- [Records supplied]
━━━━

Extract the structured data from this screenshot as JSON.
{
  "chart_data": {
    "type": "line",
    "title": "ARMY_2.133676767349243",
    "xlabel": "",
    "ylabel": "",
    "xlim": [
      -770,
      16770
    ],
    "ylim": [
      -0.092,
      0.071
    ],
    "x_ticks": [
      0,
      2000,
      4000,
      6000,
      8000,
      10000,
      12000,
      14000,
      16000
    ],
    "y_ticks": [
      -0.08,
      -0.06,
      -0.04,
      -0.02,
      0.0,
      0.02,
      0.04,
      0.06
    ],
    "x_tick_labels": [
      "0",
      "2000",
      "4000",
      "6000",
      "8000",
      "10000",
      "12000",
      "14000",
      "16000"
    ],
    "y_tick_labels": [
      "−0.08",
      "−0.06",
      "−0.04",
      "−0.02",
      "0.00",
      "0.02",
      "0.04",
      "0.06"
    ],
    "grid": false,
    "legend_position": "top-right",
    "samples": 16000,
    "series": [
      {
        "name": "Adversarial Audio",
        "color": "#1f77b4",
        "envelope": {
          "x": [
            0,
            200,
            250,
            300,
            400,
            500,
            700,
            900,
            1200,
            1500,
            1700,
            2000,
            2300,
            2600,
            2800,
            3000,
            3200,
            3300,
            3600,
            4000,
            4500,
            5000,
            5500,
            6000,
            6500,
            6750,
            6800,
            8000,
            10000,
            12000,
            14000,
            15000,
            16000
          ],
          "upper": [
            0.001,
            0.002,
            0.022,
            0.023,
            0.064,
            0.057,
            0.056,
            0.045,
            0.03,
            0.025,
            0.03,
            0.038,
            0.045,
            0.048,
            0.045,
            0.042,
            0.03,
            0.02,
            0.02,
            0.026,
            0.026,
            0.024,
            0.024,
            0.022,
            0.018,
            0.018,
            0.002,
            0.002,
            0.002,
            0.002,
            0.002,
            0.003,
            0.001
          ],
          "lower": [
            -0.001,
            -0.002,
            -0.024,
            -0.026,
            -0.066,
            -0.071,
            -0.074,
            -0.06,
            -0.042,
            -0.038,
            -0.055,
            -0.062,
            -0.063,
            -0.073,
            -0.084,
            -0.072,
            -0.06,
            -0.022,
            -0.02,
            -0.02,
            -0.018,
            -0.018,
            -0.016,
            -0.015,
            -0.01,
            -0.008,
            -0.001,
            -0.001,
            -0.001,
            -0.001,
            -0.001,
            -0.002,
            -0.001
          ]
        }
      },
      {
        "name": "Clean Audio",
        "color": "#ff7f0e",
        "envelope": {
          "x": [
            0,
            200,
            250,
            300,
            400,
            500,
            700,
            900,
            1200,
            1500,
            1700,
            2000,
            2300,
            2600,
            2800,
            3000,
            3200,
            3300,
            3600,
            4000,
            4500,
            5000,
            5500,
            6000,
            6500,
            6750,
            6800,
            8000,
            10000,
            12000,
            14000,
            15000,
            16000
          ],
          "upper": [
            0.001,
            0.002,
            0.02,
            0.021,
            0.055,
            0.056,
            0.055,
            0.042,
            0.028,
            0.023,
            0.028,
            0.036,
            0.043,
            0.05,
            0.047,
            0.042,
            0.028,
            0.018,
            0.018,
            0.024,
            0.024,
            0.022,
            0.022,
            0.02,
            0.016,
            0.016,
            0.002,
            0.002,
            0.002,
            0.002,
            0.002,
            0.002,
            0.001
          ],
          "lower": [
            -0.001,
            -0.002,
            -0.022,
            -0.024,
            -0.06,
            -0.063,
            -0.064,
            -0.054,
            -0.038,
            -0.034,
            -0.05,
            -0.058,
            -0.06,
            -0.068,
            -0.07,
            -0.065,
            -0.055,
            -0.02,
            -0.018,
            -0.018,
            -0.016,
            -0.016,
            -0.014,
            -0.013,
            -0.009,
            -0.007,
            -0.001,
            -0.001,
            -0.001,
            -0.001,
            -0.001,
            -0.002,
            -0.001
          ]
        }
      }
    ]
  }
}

━━━━

- [Problem to solve]
Identify each line of the material where the word "name" shows up, and copy it.

- [Result for this exercise]
        "name": "Adversarial Audio",
        "name": "Clean Audio",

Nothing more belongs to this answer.